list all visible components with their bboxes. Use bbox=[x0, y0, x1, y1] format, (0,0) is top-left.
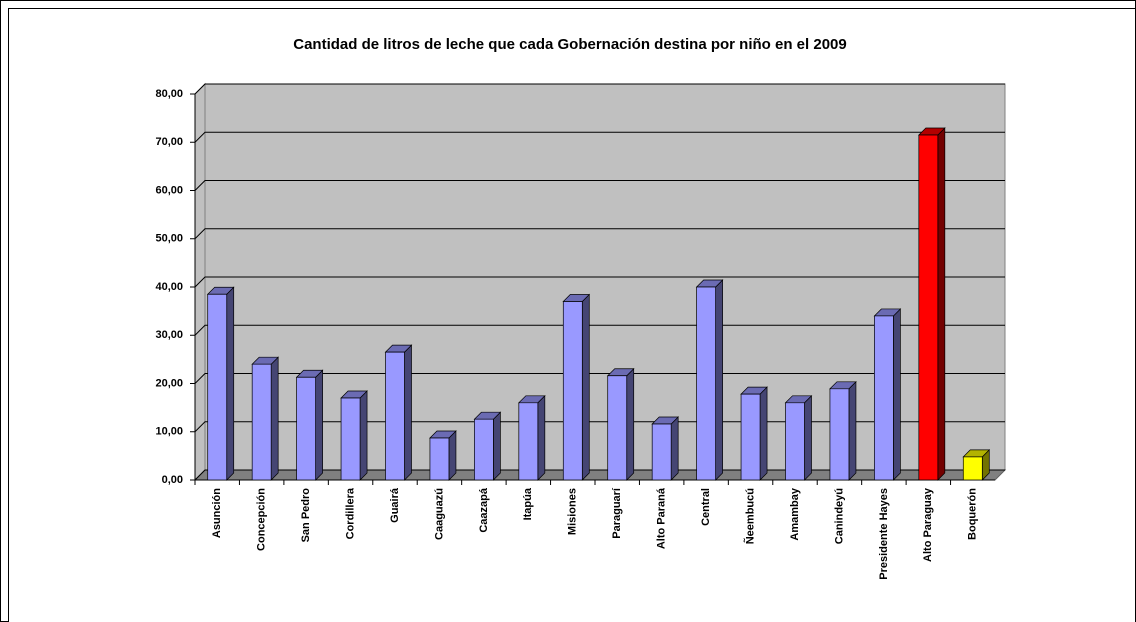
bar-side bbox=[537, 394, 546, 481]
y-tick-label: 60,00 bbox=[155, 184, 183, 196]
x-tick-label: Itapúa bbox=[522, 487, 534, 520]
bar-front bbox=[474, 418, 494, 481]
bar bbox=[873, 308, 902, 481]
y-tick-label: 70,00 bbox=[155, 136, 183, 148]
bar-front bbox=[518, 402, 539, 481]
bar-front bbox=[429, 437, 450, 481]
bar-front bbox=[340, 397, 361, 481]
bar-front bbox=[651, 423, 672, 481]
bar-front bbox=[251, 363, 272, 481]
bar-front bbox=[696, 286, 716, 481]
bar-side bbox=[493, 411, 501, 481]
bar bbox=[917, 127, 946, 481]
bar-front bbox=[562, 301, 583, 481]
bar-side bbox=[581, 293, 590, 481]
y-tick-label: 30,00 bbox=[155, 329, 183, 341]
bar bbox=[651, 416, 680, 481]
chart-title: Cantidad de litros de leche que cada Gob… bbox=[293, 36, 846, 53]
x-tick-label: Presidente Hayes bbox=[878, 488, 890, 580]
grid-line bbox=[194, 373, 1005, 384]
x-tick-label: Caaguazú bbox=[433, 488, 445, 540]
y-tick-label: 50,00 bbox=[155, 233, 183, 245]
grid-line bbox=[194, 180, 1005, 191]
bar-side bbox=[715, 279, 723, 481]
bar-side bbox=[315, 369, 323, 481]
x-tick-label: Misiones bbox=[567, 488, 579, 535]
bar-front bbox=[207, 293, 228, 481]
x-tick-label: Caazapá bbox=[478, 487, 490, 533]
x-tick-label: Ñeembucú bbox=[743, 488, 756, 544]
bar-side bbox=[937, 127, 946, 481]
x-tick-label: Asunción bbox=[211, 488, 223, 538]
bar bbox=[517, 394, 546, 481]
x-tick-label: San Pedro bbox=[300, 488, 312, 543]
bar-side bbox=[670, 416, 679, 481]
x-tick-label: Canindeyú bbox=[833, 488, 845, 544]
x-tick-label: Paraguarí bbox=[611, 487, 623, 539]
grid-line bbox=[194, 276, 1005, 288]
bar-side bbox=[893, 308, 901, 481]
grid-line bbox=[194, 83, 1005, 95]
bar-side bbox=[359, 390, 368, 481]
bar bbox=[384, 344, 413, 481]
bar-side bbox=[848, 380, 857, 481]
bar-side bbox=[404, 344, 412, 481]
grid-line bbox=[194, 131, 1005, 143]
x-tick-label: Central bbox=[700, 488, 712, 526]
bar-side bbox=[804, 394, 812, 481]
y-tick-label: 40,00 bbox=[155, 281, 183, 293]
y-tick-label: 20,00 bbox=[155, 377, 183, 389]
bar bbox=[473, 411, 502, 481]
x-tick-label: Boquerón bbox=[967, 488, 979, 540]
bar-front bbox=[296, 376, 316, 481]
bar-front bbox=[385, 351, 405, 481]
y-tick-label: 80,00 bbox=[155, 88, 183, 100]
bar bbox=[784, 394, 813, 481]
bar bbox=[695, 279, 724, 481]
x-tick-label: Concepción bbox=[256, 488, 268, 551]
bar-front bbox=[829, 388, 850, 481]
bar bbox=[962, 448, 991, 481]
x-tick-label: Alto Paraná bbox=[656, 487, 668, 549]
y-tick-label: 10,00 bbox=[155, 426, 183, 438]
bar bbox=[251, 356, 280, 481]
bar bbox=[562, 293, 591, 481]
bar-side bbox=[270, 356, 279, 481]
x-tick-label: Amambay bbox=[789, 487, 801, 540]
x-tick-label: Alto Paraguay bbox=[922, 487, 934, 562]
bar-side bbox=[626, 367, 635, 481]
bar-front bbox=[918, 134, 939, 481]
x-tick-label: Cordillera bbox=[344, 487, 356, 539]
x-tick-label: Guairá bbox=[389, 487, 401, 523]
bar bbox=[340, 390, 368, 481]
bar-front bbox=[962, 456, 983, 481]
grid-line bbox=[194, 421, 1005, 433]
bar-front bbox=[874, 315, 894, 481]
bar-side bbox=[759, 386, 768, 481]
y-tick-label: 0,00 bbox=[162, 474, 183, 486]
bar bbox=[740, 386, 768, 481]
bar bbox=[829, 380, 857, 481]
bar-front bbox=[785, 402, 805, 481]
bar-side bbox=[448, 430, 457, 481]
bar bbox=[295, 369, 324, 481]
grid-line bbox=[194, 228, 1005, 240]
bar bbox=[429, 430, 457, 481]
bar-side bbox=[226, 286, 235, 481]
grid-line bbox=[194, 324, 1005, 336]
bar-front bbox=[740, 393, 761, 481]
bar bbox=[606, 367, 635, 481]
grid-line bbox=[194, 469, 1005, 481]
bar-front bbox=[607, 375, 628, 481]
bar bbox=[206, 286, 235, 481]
--
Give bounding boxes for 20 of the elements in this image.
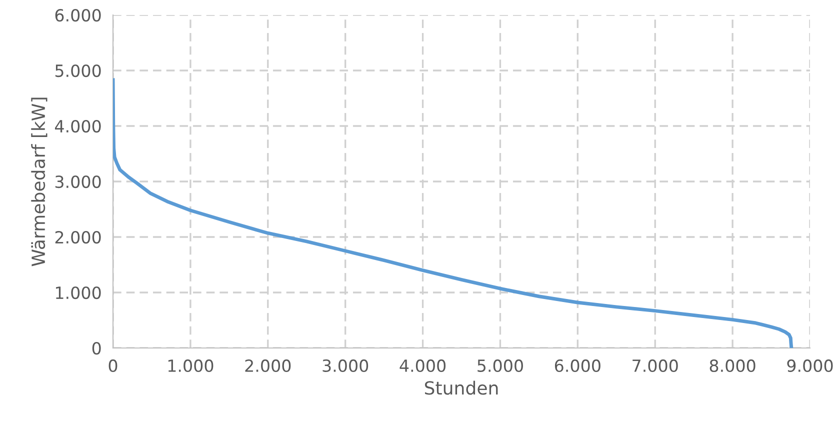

**Direction:**
Render the part of the items above that opens with the line containing "list all visible" and closes with the line containing "x-tick-label: Itapúa bbox=[522, 487, 534, 520]" as a two-column CSV with the header columns "input" and "output". Each item gets one row, each field is quoted, line breaks become spaces, and the pictures are left out.

**Response:**
input,output
"list all visible components with their bboxes. Use bbox=[x0, y0, x1, y1] format, (0,0) is top-left.","bar-side bbox=[537, 394, 546, 481] y-tick-label: 60,00 bbox=[155, 184, 183, 196] x-tick-label: Itapúa bbox=[522, 487, 534, 520]"